(Records from a data collection)

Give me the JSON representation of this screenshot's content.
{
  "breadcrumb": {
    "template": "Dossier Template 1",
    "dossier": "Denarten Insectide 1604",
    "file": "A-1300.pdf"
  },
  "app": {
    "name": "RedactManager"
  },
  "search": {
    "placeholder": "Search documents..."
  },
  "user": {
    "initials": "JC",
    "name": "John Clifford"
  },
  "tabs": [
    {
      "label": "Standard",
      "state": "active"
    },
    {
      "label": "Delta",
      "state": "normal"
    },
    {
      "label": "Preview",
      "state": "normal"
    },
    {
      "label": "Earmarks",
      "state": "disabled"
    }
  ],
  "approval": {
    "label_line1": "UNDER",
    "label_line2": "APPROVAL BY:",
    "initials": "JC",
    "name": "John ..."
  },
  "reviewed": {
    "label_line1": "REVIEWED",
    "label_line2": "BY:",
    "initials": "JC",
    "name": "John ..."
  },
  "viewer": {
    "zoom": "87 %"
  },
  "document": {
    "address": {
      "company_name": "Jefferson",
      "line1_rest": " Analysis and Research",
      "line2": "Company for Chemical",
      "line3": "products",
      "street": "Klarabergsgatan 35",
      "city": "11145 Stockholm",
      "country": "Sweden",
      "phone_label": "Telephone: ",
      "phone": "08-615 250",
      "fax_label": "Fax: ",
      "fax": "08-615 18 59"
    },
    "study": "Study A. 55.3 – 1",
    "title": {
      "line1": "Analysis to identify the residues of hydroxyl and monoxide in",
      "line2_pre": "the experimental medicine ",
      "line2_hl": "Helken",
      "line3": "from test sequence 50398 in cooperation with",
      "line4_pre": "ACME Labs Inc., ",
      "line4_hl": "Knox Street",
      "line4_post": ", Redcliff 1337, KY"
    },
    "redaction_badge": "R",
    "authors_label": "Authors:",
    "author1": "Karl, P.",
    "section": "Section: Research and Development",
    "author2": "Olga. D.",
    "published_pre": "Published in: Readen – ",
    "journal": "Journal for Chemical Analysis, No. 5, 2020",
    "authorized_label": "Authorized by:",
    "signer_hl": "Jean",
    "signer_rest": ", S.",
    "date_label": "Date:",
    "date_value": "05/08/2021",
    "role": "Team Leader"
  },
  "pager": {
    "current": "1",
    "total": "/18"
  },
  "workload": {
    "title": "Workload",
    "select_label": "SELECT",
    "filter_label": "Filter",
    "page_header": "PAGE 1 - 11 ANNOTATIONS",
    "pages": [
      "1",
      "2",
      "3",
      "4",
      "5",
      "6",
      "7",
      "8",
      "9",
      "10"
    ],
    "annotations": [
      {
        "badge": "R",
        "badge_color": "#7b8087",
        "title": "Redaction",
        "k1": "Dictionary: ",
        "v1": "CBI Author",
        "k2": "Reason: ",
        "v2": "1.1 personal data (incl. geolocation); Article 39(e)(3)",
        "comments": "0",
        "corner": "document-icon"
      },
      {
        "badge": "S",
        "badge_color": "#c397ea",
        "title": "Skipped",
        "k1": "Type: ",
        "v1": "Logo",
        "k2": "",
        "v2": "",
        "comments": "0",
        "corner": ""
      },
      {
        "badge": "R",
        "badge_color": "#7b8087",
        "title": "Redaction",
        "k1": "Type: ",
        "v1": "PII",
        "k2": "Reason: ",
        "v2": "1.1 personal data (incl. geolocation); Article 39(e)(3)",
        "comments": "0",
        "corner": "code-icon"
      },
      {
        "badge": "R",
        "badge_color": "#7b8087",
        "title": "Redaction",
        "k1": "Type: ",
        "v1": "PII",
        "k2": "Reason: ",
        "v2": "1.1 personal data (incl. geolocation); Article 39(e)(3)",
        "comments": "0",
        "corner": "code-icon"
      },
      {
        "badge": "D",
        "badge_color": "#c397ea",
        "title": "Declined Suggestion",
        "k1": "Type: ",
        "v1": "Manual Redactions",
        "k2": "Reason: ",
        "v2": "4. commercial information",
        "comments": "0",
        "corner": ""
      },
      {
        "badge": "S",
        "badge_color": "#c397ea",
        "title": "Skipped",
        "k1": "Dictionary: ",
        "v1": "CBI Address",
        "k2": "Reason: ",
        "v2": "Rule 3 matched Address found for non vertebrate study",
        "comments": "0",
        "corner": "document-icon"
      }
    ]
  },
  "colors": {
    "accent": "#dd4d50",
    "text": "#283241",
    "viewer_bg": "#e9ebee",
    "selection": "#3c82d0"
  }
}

### TASK REQUIREMENTS
Pick out lines containing the word "Analysis", each one as written.

### CORRECT ANSWER
      "line1_rest": " Analysis and Research",
      "line1": "Analysis to identify the residues of hydroxyl and monoxide in",
    "journal": "Journal for Chemical Analysis, No. 5, 2020",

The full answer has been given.